§ **PROBLEM TO SOLVE**:
Provide an exact reproduction of every entry.

###

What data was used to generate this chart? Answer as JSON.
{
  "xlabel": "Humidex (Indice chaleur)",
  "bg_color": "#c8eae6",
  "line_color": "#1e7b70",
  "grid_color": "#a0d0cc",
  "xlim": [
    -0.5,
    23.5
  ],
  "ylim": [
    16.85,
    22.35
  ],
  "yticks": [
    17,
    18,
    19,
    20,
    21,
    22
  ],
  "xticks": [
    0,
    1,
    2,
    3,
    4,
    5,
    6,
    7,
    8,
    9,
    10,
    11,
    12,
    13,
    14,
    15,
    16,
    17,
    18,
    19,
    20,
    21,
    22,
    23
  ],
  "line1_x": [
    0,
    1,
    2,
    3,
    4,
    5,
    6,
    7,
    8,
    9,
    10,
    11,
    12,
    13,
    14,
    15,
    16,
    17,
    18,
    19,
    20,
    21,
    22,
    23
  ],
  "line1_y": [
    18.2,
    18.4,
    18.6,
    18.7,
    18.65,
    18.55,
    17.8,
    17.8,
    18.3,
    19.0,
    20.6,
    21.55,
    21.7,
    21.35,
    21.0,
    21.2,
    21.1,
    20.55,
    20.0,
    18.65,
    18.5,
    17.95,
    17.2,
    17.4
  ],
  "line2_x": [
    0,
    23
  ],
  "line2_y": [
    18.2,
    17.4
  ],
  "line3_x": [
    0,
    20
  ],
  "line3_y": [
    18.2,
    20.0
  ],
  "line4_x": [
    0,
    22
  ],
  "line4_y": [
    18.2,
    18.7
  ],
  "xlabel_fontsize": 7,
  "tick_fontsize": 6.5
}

###

§ **ANSWER TO THE PROBLEM**:
What data was used to generate this chart? Answer as JSON.
{
  "xlabel": "Humidex (Indice chaleur)",
  "bg_color": "#c8eae6",
  "line_color": "#1e7b70",
  "grid_color": "#a0d0cc",
  "xlim": [
    -0.5,
    23.5
  ],
  "ylim": [
    16.85,
    22.35
  ],
  "yticks": [
    17,
    18,
    19,
    20,
    21,
    22
  ],
  "xticks": [
    0,
    1,
    2,
    3,
    4,
    5,
    6,
    7,
    8,
    9,
    10,
    11,
    12,
    13,
    14,
    15,
    16,
    17,
    18,
    19,
    20,
    21,
    22,
    23
  ],
  "line1_x": [
    0,
    1,
    2,
    3,
    4,
    5,
    6,
    7,
    8,
    9,
    10,
    11,
    12,
    13,
    14,
    15,
    16,
    17,
    18,
    19,
    20,
    21,
    22,
    23
  ],
  "line1_y": [
    18.2,
    18.4,
    18.6,
    18.7,
    18.65,
    18.55,
    17.8,
    17.8,
    18.3,
    19.0,
    20.6,
    21.55,
    21.7,
    21.35,
    21.0,
    21.2,
    21.1,
    20.55,
    20.0,
    18.65,
    18.5,
    17.95,
    17.2,
    17.4
  ],
  "line2_x": [
    0,
    23
  ],
  "line2_y": [
    18.2,
    17.4
  ],
  "line3_x": [
    0,
    20
  ],
  "line3_y": [
    18.2,
    20.0
  ],
  "line4_x": [
    0,
    22
  ],
  "line4_y": [
    18.2,
    18.7
  ],
  "xlabel_fontsize": 7,
  "tick_fontsize": 6.5
}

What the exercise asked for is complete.